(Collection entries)
------------------------------------------------------------

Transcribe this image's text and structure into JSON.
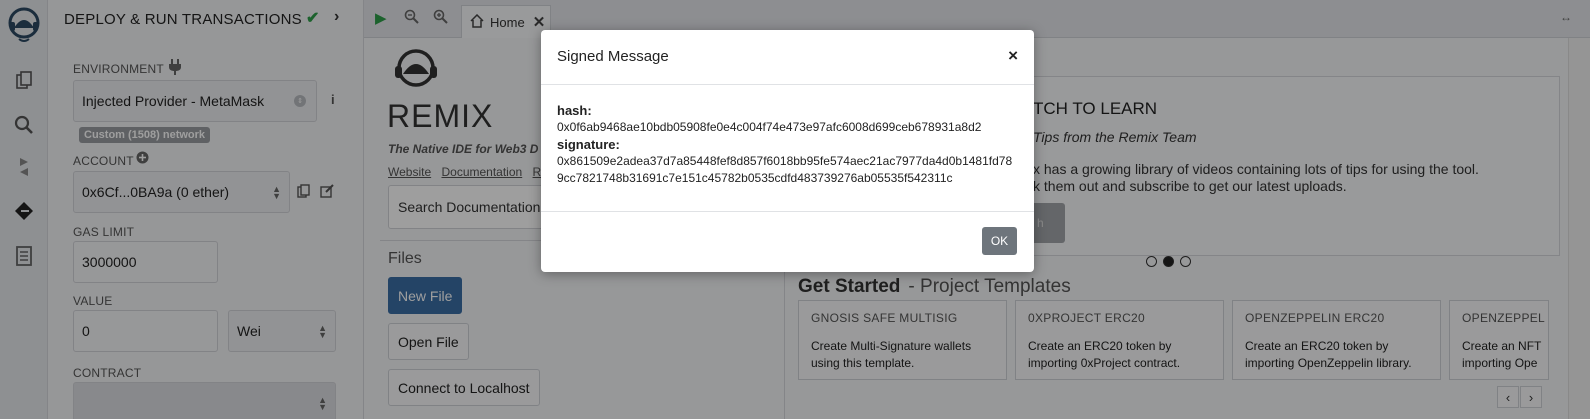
{
  "panel": {
    "title": "DEPLOY & RUN TRANSACTIONS",
    "environment_label": "ENVIRONMENT",
    "environment_value": "Injected Provider - MetaMask",
    "network_badge": "Custom (1508) network",
    "account_label": "ACCOUNT",
    "account_value": "0x6Cf...0BA9a (0 ether)",
    "gas_label": "GAS LIMIT",
    "gas_value": "3000000",
    "value_label": "VALUE",
    "value_amount": "0",
    "value_unit": "Wei",
    "contract_label": "CONTRACT"
  },
  "tabs": [
    {
      "label": "Home"
    }
  ],
  "home": {
    "title": "REMIX",
    "subtitle": "The Native IDE for Web3 D",
    "links": [
      "Website",
      "Documentation",
      "R"
    ],
    "search_label": "Search Documentation",
    "files_heading": "Files",
    "new_file": "New File",
    "open_file": "Open File",
    "connect_localhost": "Connect to Localhost",
    "learn_title": "TCH TO LEARN",
    "learn_subtitle": "Tips from the Remix Team",
    "learn_body_1": "x has a growing library of videos containing lots of tips for using the tool.",
    "learn_body_2": "k them out and subscribe to get our latest uploads.",
    "learn_button": "h",
    "get_started": "Get Started",
    "get_started_sub": "- Project Templates",
    "cards": [
      {
        "title": "GNOSIS SAFE MULTISIG",
        "desc": "Create Multi-Signature wallets using this template."
      },
      {
        "title": "0XPROJECT ERC20",
        "desc": "Create an ERC20 token by importing 0xProject contract."
      },
      {
        "title": "OPENZEPPELIN ERC20",
        "desc": "Create an ERC20 token by importing OpenZeppelin library."
      },
      {
        "title": "OPENZEPPEL",
        "desc": "Create an NFT importing Ope"
      }
    ],
    "carousel": {
      "count": 3,
      "active": 1
    }
  },
  "modal": {
    "title": "Signed Message",
    "close": "×",
    "hash_label": "hash:",
    "hash_value": "0x0f6ab9468ae10bdb05908fe0e4c004f74e473e97afc6008d699ceb678931a8d2",
    "signature_label": "signature:",
    "signature_value": "0x861509e2adea37d7a85448fef8d857f6018bb95fe574aec21ac7977da4d0b1481fd789cc7821748b31691c7e151c45782b0535cdfd483739276ab05535f542311c",
    "ok": "OK"
  },
  "colors": {
    "accent": "#3b6ea5",
    "check": "#2e9e4a",
    "ok_button": "#6e757c"
  }
}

------------------------------------------------------------

Stated exercise. From the listing above, collect every line that mentions the word "importing".

Output of the exercise.
        "desc": "Create an ERC20 token by importing 0xProject contract."
        "desc": "Create an ERC20 token by importing OpenZeppelin library."
        "desc": "Create an NFT importing Ope"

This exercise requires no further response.